DATA PROVIDED:
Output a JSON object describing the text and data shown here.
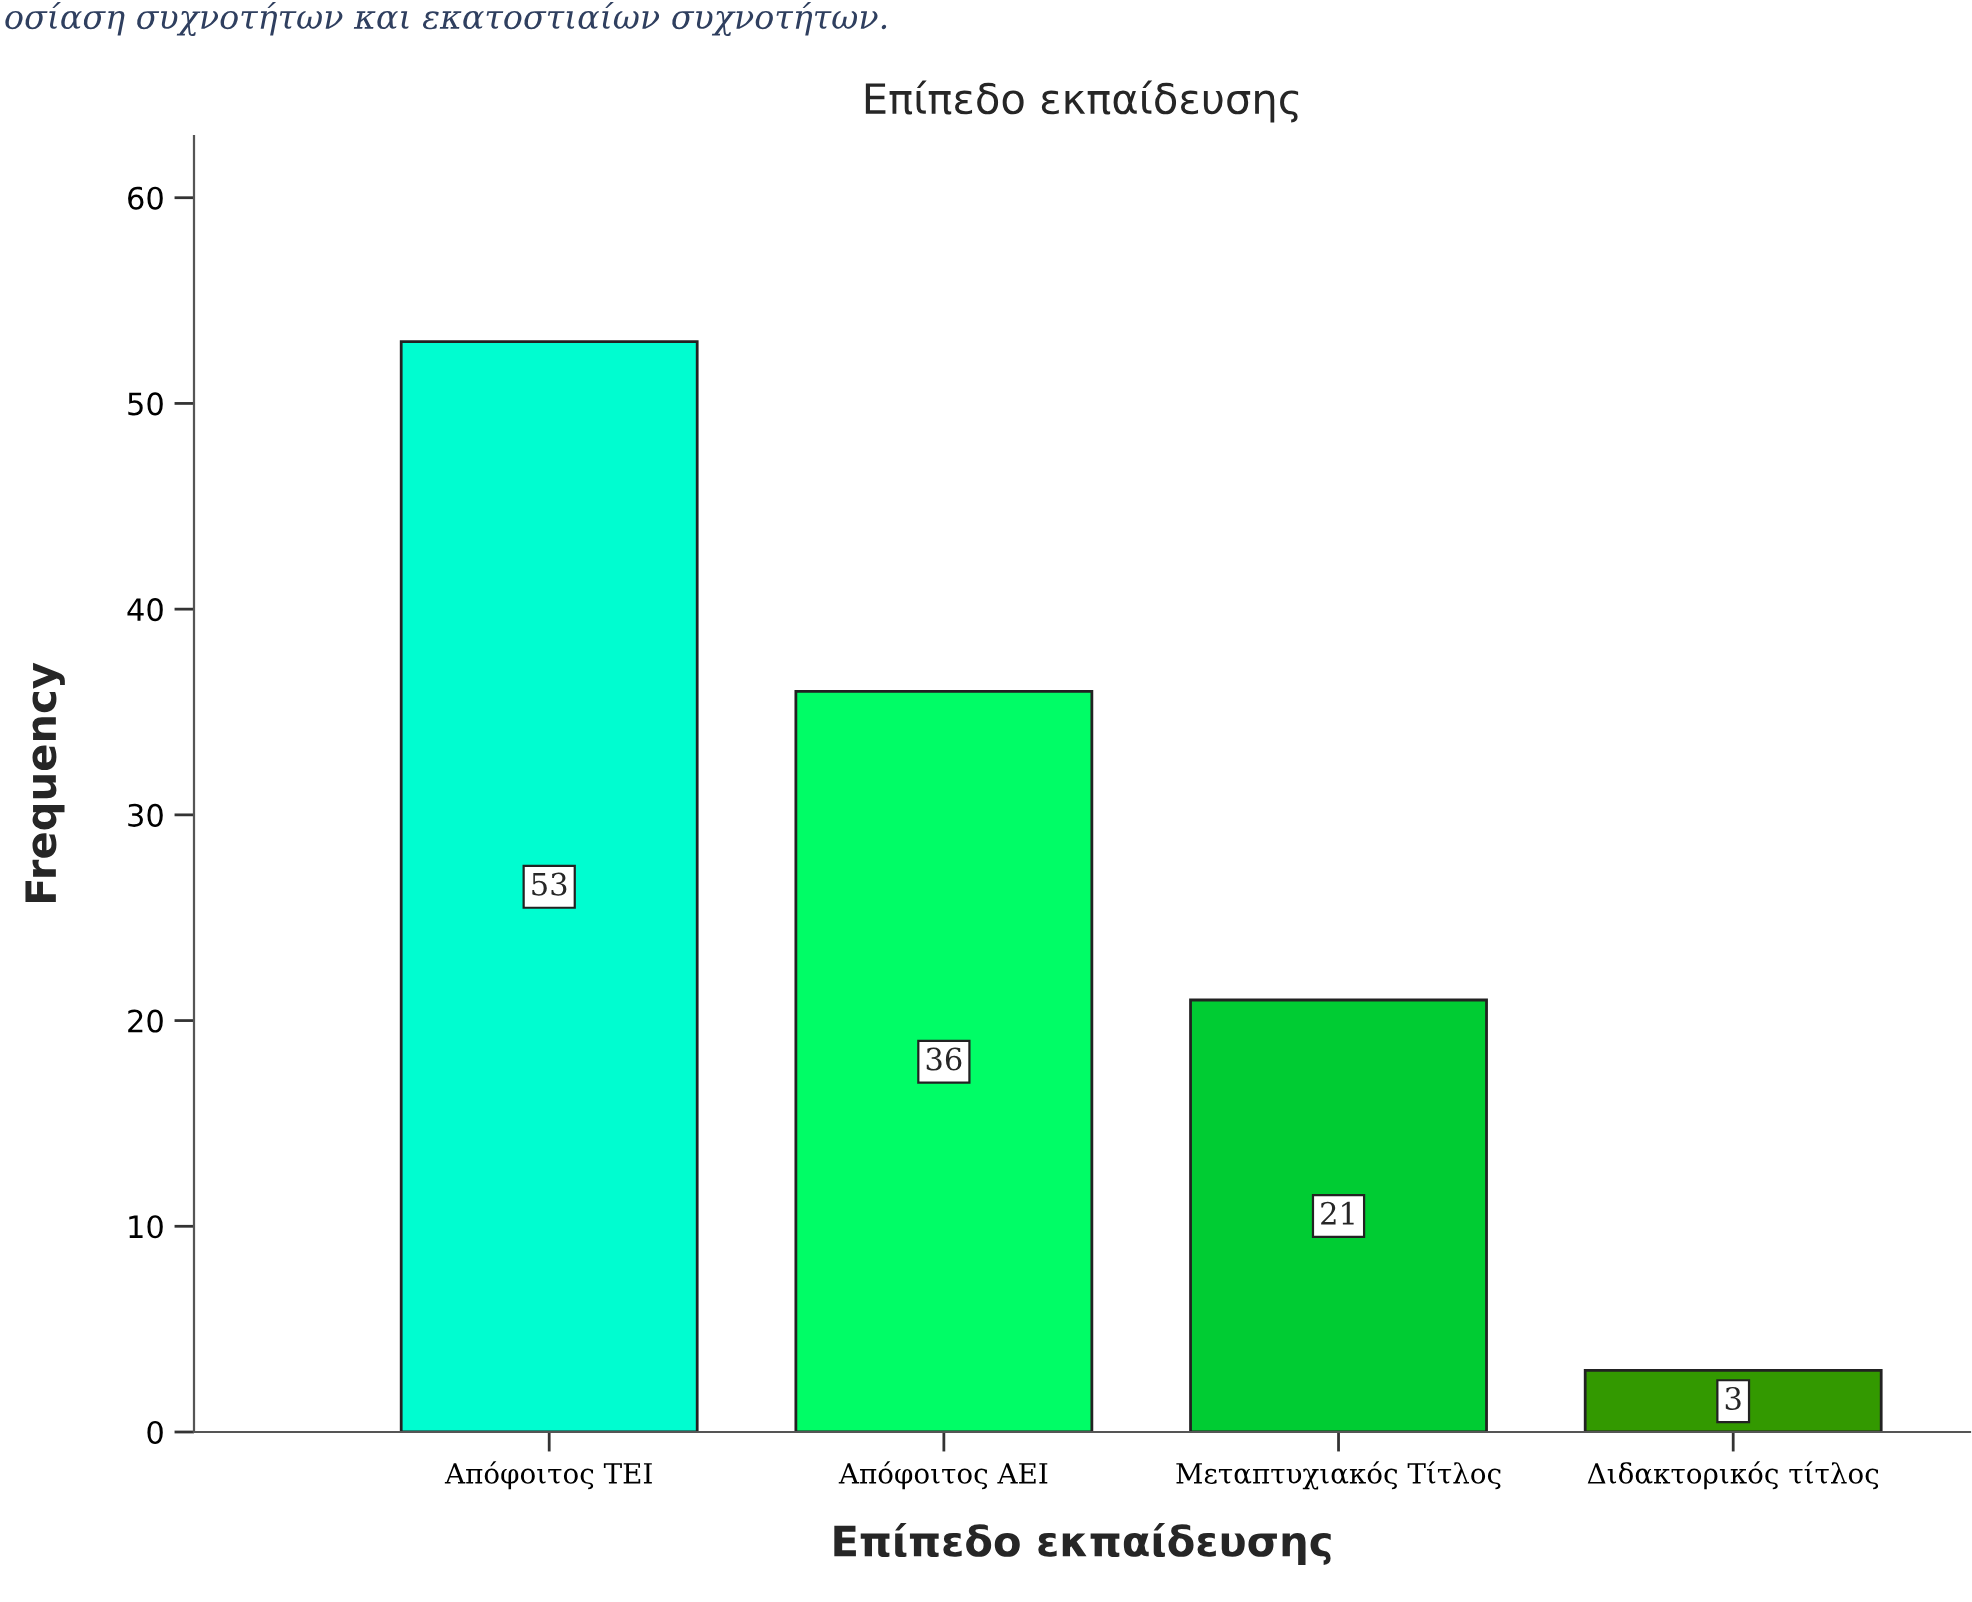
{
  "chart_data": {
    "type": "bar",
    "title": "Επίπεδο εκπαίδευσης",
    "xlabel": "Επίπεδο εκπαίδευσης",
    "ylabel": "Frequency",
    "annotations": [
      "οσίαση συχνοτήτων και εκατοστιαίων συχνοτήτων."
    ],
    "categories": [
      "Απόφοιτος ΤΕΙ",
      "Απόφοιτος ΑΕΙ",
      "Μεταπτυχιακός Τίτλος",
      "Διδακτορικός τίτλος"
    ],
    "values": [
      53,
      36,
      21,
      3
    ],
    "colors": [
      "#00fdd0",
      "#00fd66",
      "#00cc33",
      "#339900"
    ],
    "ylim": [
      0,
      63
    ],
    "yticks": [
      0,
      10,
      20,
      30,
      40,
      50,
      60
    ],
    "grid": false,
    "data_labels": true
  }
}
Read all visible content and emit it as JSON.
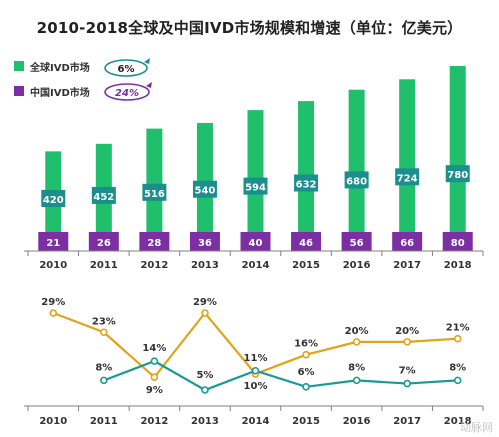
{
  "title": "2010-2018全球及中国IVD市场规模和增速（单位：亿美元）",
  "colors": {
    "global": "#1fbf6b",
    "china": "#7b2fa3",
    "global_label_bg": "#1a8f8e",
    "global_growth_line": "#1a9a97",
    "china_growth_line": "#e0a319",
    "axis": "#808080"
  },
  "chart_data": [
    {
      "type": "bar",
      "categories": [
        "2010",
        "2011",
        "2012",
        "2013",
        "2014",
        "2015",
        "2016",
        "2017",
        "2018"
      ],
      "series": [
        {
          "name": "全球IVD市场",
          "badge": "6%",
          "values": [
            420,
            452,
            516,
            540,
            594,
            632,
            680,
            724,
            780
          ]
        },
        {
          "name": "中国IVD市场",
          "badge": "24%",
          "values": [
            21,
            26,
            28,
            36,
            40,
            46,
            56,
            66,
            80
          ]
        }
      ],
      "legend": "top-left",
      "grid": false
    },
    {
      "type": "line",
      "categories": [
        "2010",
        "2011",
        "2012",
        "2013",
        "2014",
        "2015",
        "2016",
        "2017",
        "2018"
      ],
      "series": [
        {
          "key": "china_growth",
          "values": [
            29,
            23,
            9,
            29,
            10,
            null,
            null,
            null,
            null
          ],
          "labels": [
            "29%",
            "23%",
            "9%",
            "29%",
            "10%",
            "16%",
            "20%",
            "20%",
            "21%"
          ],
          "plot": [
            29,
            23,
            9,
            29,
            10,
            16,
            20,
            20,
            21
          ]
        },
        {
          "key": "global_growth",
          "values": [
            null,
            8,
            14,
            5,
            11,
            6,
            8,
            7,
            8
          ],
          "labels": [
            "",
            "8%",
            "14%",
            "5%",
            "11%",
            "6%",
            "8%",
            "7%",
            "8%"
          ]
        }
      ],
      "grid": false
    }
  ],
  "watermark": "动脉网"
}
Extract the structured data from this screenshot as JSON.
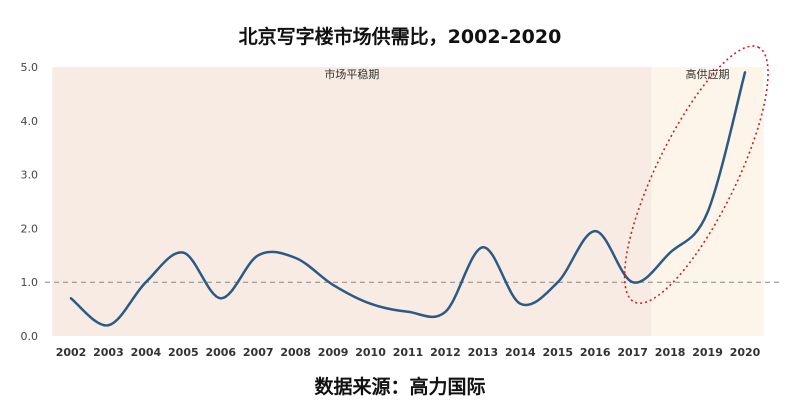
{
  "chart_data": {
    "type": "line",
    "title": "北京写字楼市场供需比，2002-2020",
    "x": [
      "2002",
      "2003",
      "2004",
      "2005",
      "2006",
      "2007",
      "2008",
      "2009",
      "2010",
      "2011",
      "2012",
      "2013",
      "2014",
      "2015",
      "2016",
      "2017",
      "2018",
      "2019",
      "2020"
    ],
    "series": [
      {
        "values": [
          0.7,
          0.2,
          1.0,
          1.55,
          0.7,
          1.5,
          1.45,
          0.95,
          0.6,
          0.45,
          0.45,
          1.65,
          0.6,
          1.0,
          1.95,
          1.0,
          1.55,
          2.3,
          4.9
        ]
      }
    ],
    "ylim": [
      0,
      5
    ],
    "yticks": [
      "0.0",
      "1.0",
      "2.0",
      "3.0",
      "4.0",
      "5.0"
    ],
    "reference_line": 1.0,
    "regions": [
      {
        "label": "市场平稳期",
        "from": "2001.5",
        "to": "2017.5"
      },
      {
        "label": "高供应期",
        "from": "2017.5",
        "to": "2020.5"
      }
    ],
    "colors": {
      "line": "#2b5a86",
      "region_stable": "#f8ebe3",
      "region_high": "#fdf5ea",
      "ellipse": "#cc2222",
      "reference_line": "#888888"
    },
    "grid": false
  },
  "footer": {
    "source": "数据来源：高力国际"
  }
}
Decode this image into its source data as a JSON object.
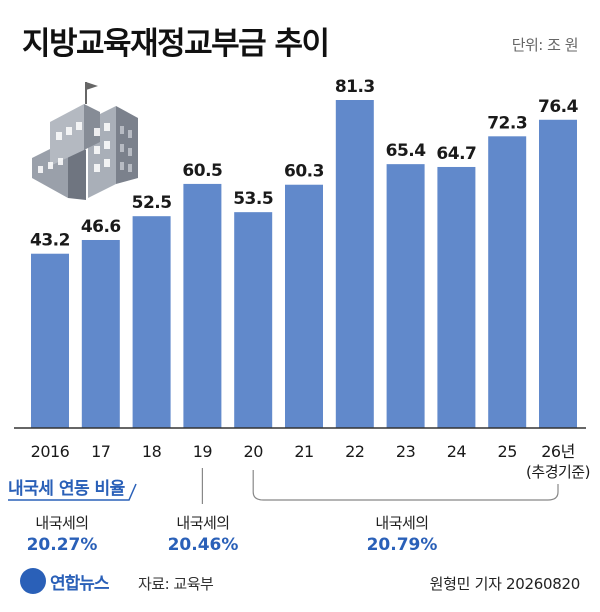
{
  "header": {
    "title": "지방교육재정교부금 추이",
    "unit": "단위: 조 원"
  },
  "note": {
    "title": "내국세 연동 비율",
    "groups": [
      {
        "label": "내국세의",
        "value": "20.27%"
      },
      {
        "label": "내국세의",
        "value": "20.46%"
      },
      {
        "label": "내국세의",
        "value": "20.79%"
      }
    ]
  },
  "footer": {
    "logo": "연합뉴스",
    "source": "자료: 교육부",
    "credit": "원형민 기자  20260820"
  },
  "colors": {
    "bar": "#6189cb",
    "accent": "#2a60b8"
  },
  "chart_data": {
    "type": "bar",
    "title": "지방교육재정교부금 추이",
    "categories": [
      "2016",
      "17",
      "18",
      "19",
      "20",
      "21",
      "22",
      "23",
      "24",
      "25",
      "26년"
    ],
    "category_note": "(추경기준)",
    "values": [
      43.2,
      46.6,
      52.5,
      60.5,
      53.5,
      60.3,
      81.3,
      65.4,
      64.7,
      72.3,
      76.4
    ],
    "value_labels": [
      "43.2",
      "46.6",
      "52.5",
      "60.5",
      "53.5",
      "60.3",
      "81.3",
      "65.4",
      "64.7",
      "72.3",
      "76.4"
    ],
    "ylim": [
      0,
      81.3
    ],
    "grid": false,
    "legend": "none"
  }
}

REQUIREMENT: Repeat verbatim the lines from the one holding "Decode this image" through the end of the listing above, both ends included, but not the pictures.

EXERCISE SOLUTION:
Decode this image into its source data as a JSON object.
{
  "header": {
    "title": "지방교육재정교부금 추이",
    "unit": "단위: 조 원"
  },
  "note": {
    "title": "내국세 연동 비율",
    "groups": [
      {
        "label": "내국세의",
        "value": "20.27%"
      },
      {
        "label": "내국세의",
        "value": "20.46%"
      },
      {
        "label": "내국세의",
        "value": "20.79%"
      }
    ]
  },
  "footer": {
    "logo": "연합뉴스",
    "source": "자료: 교육부",
    "credit": "원형민 기자  20260820"
  },
  "colors": {
    "bar": "#6189cb",
    "accent": "#2a60b8"
  },
  "chart_data": {
    "type": "bar",
    "title": "지방교육재정교부금 추이",
    "categories": [
      "2016",
      "17",
      "18",
      "19",
      "20",
      "21",
      "22",
      "23",
      "24",
      "25",
      "26년"
    ],
    "category_note": "(추경기준)",
    "values": [
      43.2,
      46.6,
      52.5,
      60.5,
      53.5,
      60.3,
      81.3,
      65.4,
      64.7,
      72.3,
      76.4
    ],
    "value_labels": [
      "43.2",
      "46.6",
      "52.5",
      "60.5",
      "53.5",
      "60.3",
      "81.3",
      "65.4",
      "64.7",
      "72.3",
      "76.4"
    ],
    "ylim": [
      0,
      81.3
    ],
    "grid": false,
    "legend": "none"
  }
}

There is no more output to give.